Items listed in a dataset
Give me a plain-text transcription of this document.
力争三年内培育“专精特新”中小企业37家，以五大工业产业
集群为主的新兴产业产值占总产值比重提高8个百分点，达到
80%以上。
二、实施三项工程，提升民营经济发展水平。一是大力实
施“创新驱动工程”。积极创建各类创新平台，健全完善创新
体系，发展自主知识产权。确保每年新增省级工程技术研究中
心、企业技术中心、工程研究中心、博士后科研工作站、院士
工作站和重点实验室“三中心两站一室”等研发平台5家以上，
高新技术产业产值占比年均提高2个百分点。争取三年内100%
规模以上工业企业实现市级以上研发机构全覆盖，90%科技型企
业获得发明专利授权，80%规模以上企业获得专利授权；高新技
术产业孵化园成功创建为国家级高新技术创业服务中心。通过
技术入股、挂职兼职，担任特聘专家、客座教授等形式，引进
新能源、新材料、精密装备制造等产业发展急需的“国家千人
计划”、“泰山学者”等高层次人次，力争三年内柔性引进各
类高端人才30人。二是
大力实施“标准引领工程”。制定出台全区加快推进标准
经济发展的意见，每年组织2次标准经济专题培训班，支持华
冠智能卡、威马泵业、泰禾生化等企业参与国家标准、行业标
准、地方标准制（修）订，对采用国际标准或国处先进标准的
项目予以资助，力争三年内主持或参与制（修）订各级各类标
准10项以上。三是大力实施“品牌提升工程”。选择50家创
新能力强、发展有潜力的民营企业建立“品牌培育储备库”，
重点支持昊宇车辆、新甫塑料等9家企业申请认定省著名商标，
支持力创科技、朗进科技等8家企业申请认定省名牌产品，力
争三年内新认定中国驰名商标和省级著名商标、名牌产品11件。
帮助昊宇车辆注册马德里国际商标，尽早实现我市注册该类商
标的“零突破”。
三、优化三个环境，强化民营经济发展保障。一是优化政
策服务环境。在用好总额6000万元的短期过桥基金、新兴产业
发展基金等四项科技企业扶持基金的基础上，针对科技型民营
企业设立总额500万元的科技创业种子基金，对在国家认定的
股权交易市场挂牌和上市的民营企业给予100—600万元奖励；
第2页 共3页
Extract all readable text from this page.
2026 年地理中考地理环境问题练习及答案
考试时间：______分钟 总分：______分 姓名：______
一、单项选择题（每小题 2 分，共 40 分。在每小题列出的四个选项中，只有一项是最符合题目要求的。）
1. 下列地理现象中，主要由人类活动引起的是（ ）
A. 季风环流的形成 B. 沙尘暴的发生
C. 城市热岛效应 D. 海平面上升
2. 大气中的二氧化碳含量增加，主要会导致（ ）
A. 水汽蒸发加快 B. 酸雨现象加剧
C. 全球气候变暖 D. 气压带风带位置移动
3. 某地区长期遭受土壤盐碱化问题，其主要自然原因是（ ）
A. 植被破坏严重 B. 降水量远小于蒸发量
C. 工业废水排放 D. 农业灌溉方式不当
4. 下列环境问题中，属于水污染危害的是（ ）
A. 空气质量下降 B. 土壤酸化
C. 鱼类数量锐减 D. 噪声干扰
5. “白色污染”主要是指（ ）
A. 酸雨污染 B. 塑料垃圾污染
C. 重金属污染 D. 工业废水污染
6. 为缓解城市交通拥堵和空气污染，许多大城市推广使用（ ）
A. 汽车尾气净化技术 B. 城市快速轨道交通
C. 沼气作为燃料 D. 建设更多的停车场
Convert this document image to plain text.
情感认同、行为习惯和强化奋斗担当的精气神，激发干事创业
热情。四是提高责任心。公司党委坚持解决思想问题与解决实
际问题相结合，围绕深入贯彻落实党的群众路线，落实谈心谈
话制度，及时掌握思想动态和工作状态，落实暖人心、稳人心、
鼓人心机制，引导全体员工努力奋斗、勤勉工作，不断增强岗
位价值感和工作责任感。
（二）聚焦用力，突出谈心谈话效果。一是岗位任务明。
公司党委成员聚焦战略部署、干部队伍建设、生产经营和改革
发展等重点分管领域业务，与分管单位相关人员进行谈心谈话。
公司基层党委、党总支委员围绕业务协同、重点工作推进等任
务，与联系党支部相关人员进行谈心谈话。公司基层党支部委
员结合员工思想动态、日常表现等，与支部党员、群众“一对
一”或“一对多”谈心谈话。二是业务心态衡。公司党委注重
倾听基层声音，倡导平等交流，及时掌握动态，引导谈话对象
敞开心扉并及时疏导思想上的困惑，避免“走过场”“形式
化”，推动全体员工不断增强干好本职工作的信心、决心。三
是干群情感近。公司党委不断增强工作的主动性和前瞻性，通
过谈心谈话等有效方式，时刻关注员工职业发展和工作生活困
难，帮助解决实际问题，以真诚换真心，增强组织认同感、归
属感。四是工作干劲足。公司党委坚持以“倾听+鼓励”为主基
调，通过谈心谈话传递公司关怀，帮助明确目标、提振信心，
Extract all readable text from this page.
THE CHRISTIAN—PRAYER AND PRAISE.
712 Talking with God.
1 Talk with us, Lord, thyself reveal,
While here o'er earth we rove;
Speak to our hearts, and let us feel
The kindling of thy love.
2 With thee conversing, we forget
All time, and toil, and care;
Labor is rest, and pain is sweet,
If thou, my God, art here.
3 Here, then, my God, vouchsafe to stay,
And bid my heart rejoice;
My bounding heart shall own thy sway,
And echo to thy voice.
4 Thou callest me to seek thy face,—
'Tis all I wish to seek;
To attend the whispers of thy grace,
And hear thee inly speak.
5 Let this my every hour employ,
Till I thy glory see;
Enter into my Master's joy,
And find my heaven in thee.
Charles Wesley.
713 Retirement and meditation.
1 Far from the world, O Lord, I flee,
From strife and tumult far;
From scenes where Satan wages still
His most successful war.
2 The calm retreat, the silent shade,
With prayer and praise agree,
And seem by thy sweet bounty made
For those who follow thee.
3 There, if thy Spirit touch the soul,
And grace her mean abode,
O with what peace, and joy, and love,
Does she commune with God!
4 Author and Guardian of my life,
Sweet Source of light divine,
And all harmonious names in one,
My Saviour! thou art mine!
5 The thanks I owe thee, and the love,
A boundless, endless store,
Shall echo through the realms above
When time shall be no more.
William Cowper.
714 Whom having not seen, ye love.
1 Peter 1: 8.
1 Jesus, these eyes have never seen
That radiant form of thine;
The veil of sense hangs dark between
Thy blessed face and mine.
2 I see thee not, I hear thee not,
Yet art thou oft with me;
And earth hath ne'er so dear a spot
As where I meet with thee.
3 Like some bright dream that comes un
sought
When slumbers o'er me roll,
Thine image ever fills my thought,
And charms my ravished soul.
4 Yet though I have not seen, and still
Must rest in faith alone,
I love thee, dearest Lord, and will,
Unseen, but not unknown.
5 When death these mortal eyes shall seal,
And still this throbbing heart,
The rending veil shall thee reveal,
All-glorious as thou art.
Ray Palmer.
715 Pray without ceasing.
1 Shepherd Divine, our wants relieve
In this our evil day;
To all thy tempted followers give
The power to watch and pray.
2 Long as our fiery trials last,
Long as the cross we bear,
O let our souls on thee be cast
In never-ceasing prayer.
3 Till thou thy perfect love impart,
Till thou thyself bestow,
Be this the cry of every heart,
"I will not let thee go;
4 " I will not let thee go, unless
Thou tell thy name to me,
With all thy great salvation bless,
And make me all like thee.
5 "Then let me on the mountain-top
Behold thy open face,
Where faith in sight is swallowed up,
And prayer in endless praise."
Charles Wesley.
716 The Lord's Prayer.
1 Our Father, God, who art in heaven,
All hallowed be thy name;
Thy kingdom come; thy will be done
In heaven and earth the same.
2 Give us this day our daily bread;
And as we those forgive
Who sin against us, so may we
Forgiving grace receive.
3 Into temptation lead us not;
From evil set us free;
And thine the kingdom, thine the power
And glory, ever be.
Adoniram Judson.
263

TASK REQUIREMENTS:
Print again each line of the listing above, exactly as it appears.

COMPLETED EXERCISE:
Give me a plain-text transcription of this document.
力争三年内培育“专精特新”中小企业37家，以五大工业产业
集群为主的新兴产业产值占总产值比重提高8个百分点，达到
80%以上。
二、实施三项工程，提升民营经济发展水平。一是大力实
施“创新驱动工程”。积极创建各类创新平台，健全完善创新
体系，发展自主知识产权。确保每年新增省级工程技术研究中
心、企业技术中心、工程研究中心、博士后科研工作站、院士
工作站和重点实验室“三中心两站一室”等研发平台5家以上，
高新技术产业产值占比年均提高2个百分点。争取三年内100%
规模以上工业企业实现市级以上研发机构全覆盖，90%科技型企
业获得发明专利授权，80%规模以上企业获得专利授权；高新技
术产业孵化园成功创建为国家级高新技术创业服务中心。通过
技术入股、挂职兼职，担任特聘专家、客座教授等形式，引进
新能源、新材料、精密装备制造等产业发展急需的“国家千人
计划”、“泰山学者”等高层次人次，力争三年内柔性引进各
类高端人才30人。二是
大力实施“标准引领工程”。制定出台全区加快推进标准
经济发展的意见，每年组织2次标准经济专题培训班，支持华
冠智能卡、威马泵业、泰禾生化等企业参与国家标准、行业标
准、地方标准制（修）订，对采用国际标准或国处先进标准的
项目予以资助，力争三年内主持或参与制（修）订各级各类标
准10项以上。三是大力实施“品牌提升工程”。选择50家创
新能力强、发展有潜力的民营企业建立“品牌培育储备库”，
重点支持昊宇车辆、新甫塑料等9家企业申请认定省著名商标，
支持力创科技、朗进科技等8家企业申请认定省名牌产品，力
争三年内新认定中国驰名商标和省级著名商标、名牌产品11件。
帮助昊宇车辆注册马德里国际商标，尽早实现我市注册该类商
标的“零突破”。
三、优化三个环境，强化民营经济发展保障。一是优化政
策服务环境。在用好总额6000万元的短期过桥基金、新兴产业
发展基金等四项科技企业扶持基金的基础上，针对科技型民营
企业设立总额500万元的科技创业种子基金，对在国家认定的
股权交易市场挂牌和上市的民营企业给予100—600万元奖励；
第2页 共3页
Extract all readable text from this page.
2026 年地理中考地理环境问题练习及答案
考试时间：______分钟 总分：______分 姓名：______
一、单项选择题（每小题 2 分，共 40 分。在每小题列出的四个选项中，只有一项是最符合题目要求的。）
1. 下列地理现象中，主要由人类活动引起的是（ ）
A. 季风环流的形成 B. 沙尘暴的发生
C. 城市热岛效应 D. 海平面上升
2. 大气中的二氧化碳含量增加，主要会导致（ ）
A. 水汽蒸发加快 B. 酸雨现象加剧
C. 全球气候变暖 D. 气压带风带位置移动
3. 某地区长期遭受土壤盐碱化问题，其主要自然原因是（ ）
A. 植被破坏严重 B. 降水量远小于蒸发量
C. 工业废水排放 D. 农业灌溉方式不当
4. 下列环境问题中，属于水污染危害的是（ ）
A. 空气质量下降 B. 土壤酸化
C. 鱼类数量锐减 D. 噪声干扰
5. “白色污染”主要是指（ ）
A. 酸雨污染 B. 塑料垃圾污染
C. 重金属污染 D. 工业废水污染
6. 为缓解城市交通拥堵和空气污染，许多大城市推广使用（ ）
A. 汽车尾气净化技术 B. 城市快速轨道交通
C. 沼气作为燃料 D. 建设更多的停车场
Convert this document image to plain text.
情感认同、行为习惯和强化奋斗担当的精气神，激发干事创业
热情。四是提高责任心。公司党委坚持解决思想问题与解决实
际问题相结合，围绕深入贯彻落实党的群众路线，落实谈心谈
话制度，及时掌握思想动态和工作状态，落实暖人心、稳人心、
鼓人心机制，引导全体员工努力奋斗、勤勉工作，不断增强岗
位价值感和工作责任感。
（二）聚焦用力，突出谈心谈话效果。一是岗位任务明。
公司党委成员聚焦战略部署、干部队伍建设、生产经营和改革
发展等重点分管领域业务，与分管单位相关人员进行谈心谈话。
公司基层党委、党总支委员围绕业务协同、重点工作推进等任
务，与联系党支部相关人员进行谈心谈话。公司基层党支部委
员结合员工思想动态、日常表现等，与支部党员、群众“一对
一”或“一对多”谈心谈话。二是业务心态衡。公司党委注重
倾听基层声音，倡导平等交流，及时掌握动态，引导谈话对象
敞开心扉并及时疏导思想上的困惑，避免“走过场”“形式
化”，推动全体员工不断增强干好本职工作的信心、决心。三
是干群情感近。公司党委不断增强工作的主动性和前瞻性，通
过谈心谈话等有效方式，时刻关注员工职业发展和工作生活困
难，帮助解决实际问题，以真诚换真心，增强组织认同感、归
属感。四是工作干劲足。公司党委坚持以“倾听+鼓励”为主基
调，通过谈心谈话传递公司关怀，帮助明确目标、提振信心，
Extract all readable text from this page.
THE CHRISTIAN—PRAYER AND PRAISE.
712 Talking with God.
1 Talk with us, Lord, thyself reveal,
While here o'er earth we rove;
Speak to our hearts, and let us feel
The kindling of thy love.
2 With thee conversing, we forget
All time, and toil, and care;
Labor is rest, and pain is sweet,
If thou, my God, art here.
3 Here, then, my God, vouchsafe to stay,
And bid my heart rejoice;
My bounding heart shall own thy sway,
And echo to thy voice.
4 Thou callest me to seek thy face,—
'Tis all I wish to seek;
To attend the whispers of thy grace,
And hear thee inly speak.
5 Let this my every hour employ,
Till I thy glory see;
Enter into my Master's joy,
And find my heaven in thee.
Charles Wesley.
713 Retirement and meditation.
1 Far from the world, O Lord, I flee,
From strife and tumult far;
From scenes where Satan wages still
His most successful war.
2 The calm retreat, the silent shade,
With prayer and praise agree,
And seem by thy sweet bounty made
For those who follow thee.
3 There, if thy Spirit touch the soul,
And grace her mean abode,
O with what peace, and joy, and love,
Does she commune with God!
4 Author and Guardian of my life,
Sweet Source of light divine,
And all harmonious names in one,
My Saviour! thou art mine!
5 The thanks I owe thee, and the love,
A boundless, endless store,
Shall echo through the realms above
When time shall be no more.
William Cowper.
714 Whom having not seen, ye love.
1 Peter 1: 8.
1 Jesus, these eyes have never seen
That radiant form of thine;
The veil of sense hangs dark between
Thy blessed face and mine.
2 I see thee not, I hear thee not,
Yet art thou oft with me;
And earth hath ne'er so dear a spot
As where I meet with thee.
3 Like some bright dream that comes un
sought
When slumbers o'er me roll,
Thine image ever fills my thought,
And charms my ravished soul.
4 Yet though I have not seen, and still
Must rest in faith alone,
I love thee, dearest Lord, and will,
Unseen, but not unknown.
5 When death these mortal eyes shall seal,
And still this throbbing heart,
The rending veil shall thee reveal,
All-glorious as thou art.
Ray Palmer.
715 Pray without ceasing.
1 Shepherd Divine, our wants relieve
In this our evil day;
To all thy tempted followers give
The power to watch and pray.
2 Long as our fiery trials last,
Long as the cross we bear,
O let our souls on thee be cast
In never-ceasing prayer.
3 Till thou thy perfect love impart,
Till thou thyself bestow,
Be this the cry of every heart,
"I will not let thee go;
4 " I will not let thee go, unless
Thou tell thy name to me,
With all thy great salvation bless,
And make me all like thee.
5 "Then let me on the mountain-top
Behold thy open face,
Where faith in sight is swallowed up,
And prayer in endless praise."
Charles Wesley.
716 The Lord's Prayer.
1 Our Father, God, who art in heaven,
All hallowed be thy name;
Thy kingdom come; thy will be done
In heaven and earth the same.
2 Give us this day our daily bread;
And as we those forgive
Who sin against us, so may we
Forgiving grace receive.
3 Into temptation lead us not;
From evil set us free;
And thine the kingdom, thine the power
And glory, ever be.
Adoniram Judson.
263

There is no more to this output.